(JOB)
Each entry below is to be extracted exactly.

(DATASET ROWS)
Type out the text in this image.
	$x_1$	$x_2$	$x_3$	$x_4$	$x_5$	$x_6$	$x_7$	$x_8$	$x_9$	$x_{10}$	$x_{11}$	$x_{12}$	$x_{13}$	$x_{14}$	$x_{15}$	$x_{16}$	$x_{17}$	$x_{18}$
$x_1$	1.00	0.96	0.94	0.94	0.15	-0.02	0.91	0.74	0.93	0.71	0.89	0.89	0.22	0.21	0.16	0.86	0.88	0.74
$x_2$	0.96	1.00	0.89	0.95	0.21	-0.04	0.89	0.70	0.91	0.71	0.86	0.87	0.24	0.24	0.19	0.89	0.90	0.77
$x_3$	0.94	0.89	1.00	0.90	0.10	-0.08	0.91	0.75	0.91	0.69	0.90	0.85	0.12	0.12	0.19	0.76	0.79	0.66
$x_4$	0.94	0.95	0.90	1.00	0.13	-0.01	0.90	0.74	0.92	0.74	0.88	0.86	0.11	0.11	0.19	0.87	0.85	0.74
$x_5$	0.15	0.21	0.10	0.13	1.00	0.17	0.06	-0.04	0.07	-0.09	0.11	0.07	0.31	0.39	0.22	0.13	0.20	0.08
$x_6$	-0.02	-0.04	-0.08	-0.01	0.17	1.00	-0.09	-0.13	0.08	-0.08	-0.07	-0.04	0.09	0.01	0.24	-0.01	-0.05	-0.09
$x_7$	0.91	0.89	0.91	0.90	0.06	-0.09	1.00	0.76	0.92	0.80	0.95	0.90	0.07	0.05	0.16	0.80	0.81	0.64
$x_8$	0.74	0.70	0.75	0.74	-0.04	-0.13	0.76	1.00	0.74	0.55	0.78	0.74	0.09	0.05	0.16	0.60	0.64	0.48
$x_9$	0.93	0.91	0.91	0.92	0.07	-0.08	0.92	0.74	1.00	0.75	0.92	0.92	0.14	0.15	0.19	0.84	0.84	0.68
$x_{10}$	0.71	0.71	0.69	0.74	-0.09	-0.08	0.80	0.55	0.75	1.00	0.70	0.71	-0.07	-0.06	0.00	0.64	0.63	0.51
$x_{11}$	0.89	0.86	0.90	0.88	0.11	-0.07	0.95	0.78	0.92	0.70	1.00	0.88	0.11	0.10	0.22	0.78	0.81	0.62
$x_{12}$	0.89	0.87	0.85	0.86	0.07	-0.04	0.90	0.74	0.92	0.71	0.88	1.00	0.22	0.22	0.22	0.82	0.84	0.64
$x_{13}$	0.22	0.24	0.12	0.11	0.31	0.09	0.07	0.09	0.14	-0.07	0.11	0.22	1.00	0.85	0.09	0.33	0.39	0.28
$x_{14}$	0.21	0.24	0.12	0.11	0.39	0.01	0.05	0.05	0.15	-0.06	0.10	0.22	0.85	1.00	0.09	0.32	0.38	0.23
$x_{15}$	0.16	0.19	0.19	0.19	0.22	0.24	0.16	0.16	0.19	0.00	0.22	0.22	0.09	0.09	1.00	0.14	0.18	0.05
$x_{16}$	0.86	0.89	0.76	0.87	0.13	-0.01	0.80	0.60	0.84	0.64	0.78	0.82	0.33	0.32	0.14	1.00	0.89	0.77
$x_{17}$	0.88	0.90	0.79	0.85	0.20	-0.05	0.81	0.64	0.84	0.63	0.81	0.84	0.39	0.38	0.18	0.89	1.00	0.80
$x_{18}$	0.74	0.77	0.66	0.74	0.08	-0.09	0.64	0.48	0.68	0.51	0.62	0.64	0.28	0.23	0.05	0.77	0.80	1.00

(RESULT)
Type out the text in this image.
	$x_1$	$x_2$	$x_3$	$x_4$	$x_5$	$x_6$	$x_7$	$x_8$	$x_9$	$x_{10}$	$x_{11}$	$x_{12}$	$x_{13}$	$x_{14}$	$x_{15}$	$x_{16}$	$x_{17}$	$x_{18}$
$x_1$	1.00	0.96	0.94	0.94	0.15	-0.02	0.91	0.74	0.93	0.71	0.89	0.89	0.22	0.21	0.16	0.86	0.88	0.74
$x_2$	0.96	1.00	0.89	0.95	0.21	-0.04	0.89	0.70	0.91	0.71	0.86	0.87	0.24	0.24	0.19	0.89	0.90	0.77
$x_3$	0.94	0.89	1.00	0.90	0.10	-0.08	0.91	0.75	0.91	0.69	0.90	0.85	0.12	0.12	0.19	0.76	0.79	0.66
$x_4$	0.94	0.95	0.90	1.00	0.13	-0.01	0.90	0.74	0.92	0.74	0.88	0.86	0.11	0.11	0.19	0.87	0.85	0.74
$x_5$	0.15	0.21	0.10	0.13	1.00	0.17	0.06	-0.04	0.07	-0.09	0.11	0.07	0.31	0.39	0.22	0.13	0.20	0.08
$x_6$	-0.02	-0.04	-0.08	-0.01	0.17	1.00	-0.09	-0.13	0.08	-0.08	-0.07	-0.04	0.09	0.01	0.24	-0.01	-0.05	-0.09
$x_7$	0.91	0.89	0.91	0.90	0.06	-0.09	1.00	0.76	0.92	0.80	0.95	0.90	0.07	0.05	0.16	0.80	0.81	0.64
$x_8$	0.74	0.70	0.75	0.74	-0.04	-0.13	0.76	1.00	0.74	0.55	0.78	0.74	0.09	0.05	0.16	0.60	0.64	0.48
$x_9$	0.93	0.91	0.91	0.92	0.07	-0.08	0.92	0.74	1.00	0.75	0.92	0.92	0.14	0.15	0.19	0.84	0.84	0.68
$x_{10}$	0.71	0.71	0.69	0.74	-0.09	-0.08	0.80	0.55	0.75	1.00	0.70	0.71	-0.07	-0.06	0.00	0.64	0.63	0.51
$x_{11}$	0.89	0.86	0.90	0.88	0.11	-0.07	0.95	0.78	0.92	0.70	1.00	0.88	0.11	0.10	0.22	0.78	0.81	0.62
$x_{12}$	0.89	0.87	0.85	0.86	0.07	-0.04	0.90	0.74	0.92	0.71	0.88	1.00	0.22	0.22	0.22	0.82	0.84	0.64
$x_{13}$	0.22	0.24	0.12	0.11	0.31	0.09	0.07	0.09	0.14	-0.07	0.11	0.22	1.00	0.85	0.09	0.33	0.39	0.28
$x_{14}$	0.21	0.24	0.12	0.11	0.39	0.01	0.05	0.05	0.15	-0.06	0.10	0.22	0.85	1.00	0.09	0.32	0.38	0.23
$x_{15}$	0.16	0.19	0.19	0.19	0.22	0.24	0.16	0.16	0.19	0.00	0.22	0.22	0.09	0.09	1.00	0.14	0.18	0.05
$x_{16}$	0.86	0.89	0.76	0.87	0.13	-0.01	0.80	0.60	0.84	0.64	0.78	0.82	0.33	0.32	0.14	1.00	0.89	0.77
$x_{17}$	0.88	0.90	0.79	0.85	0.20	-0.05	0.81	0.64	0.84	0.63	0.81	0.84	0.39	0.38	0.18	0.89	1.00	0.80
$x_{18}$	0.74	0.77	0.66	0.74	0.08	-0.09	0.64	0.48	0.68	0.51	0.62	0.64	0.28	0.23	0.05	0.77	0.80	1.00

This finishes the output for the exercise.